Requirement 1 - For the commentary below on a book by Church about manliness, decide whether each statement agrees with it: (a) Doug is described as tall and thin with unruly hair; (b) Sam the ticket guy has seen the Grand Canyon; (c) the postcards sold at the gift shop show a brilliant blue sky. Answer yes or no for each and quote the words of the commentary that settle it.
Requirement 2 - Pick up the commentary below on Church's book about manliness at the point where it stops, and carry it on.

Source -

Some traditional guy behavior remains preserved: Doug never stops working to make it a reality. Ever. He lives to work. Tall and thin with unruly hair, he’s always confident, always upbeat, never openly worried about anything—business, progress, cave-ins, etc. But he also has a way of looking right through me sometimes, as if I’m just a spare part in a machine he’s trying to fix. Doug is one of those dreamers and schemers, never satisfied with one thing, one project, one hobby or habit—eternally spiritually restless” (7).  

Church doesn’t undercut everything about manliness, just the signature moves that signal archetypal and stereotypical male performance.    “’Yeah sure, whatever,” he says and shuffles down to the stream. Buck picks up a pan and walks right out into the water. I look up at Doug and he just smiles. Buck crouches down in the stream and begins to instruct the two kids next to him how to properly swirl the water in their pans such that they won’t lose any gold. “No, it’s like this,” he says. I watch him, worried what the parents might think; but they’re gazing at Buck with a bemused look on their faces. Tourists absolutely love Buck—at least from a distance. He seems so mythical to them, straight out of a storybook. He’s not bizarre, he’s eccentric. He’s not stinky and dirty, he’s seasoned and weathered” (13) but end “I’d say we should pay him to hang around the Country Boy, but he’s a paranoid misogynistic misanthrope who smells like swamp ass; and once the reality of Buck inevitably clashed completely with the storybook picture of Buck, I don’t think the tourists would find him so romantic. (13)  Church’s parentheticals direct the reader to perform his manliness instead of his real sense of fear, emotion, or identification with death.

What I love about this book is that Church is constantly willing to undermine that machismo by poking fun at traditions and the way we behold men, women, natural phenomena, landscape postcards: In the laser-enhanced postcards we sell at the gift shop, the sky is always a brilliant laser-enhanced blue and the crater looks something like the giant puckered rectum of planet Earth (44).

Of course, the search for the real man behind the performative man fall apart like most Westerly dreams:  I keep thinking we’re going to find something  else here, some hidden vein of good we can tap into. But Kenny, the former fireman, won’t stop talking about the tubule pregnancy his girlfriend had. He wants to gloat about drinking beer and balling Indian chicks in his pickup. Sam the ticket guy raises pigeons in Winslow and he’s never seen the Grand Canyon.” (50-51)

The spiel from the “manly” tour goes like this: Today we’ve used it to display some beer cans left by the Apollo astronauts. That’s right, Coors beer was crucial to their training. Feel free to take a look at the astronaut’s beer cans, but keep an eye out for rattlesnakes. They sometimes like to curl up in the shade there. (56)

Collected material -

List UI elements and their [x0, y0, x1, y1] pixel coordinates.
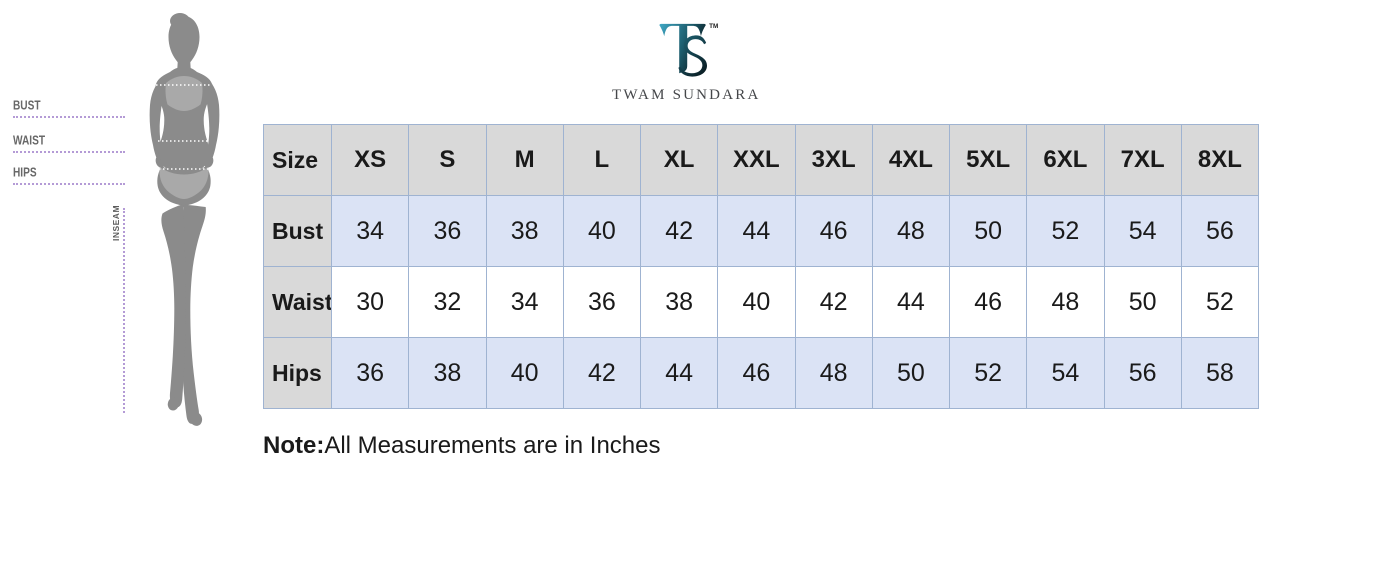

Reply 1 -
(a) Yes: "Tall and thin with unruly hair."
(b) No: "he’s never seen the Grand Canyon."
(c) Yes: "the sky is always a brilliant laser-enhanced blue."

Reply 2 -
But the narrator, with real human emotion, freaks out when, working in Colorado as a Maintenance Man, a renter calls him to come scoop blood out of a clogged bathtub drain:    What sort of future husband or father runs off in the middle of the night to help a stranger get blood out of his bathtub? But for some reason I don’t want to hear this. I just want to follow the impulse. I just want the certainty of this work. 67 And in the end, he runs away from the blood into the essay he calls “Chicken Exit.” I figured that marriage and graduate school would be my excuse to leave the Blue Valley of Colorado, that it’d be my chicken exit from this rollercoaster way of life. (76) 


In the second of I’m Just Getting to the Disturbing Part, in the eponymous essay, Church moves on from single man manliness to husbandly and fatherly manliness.
Let me tell you what I don’t know at this point in my story: I will be afraid of water. It will happen a few years from here. This will be a new fear that develops unexpectedly, and it will be hard for me even to admit, difficult to reconcile with my childhood love of water.

The fears build as the imagination builds as his children are born and encounter more dangers. But then of course, doesn’t the full impulse of manliness take over. Protecting the wife and child? Church gets that and then turns it on his head.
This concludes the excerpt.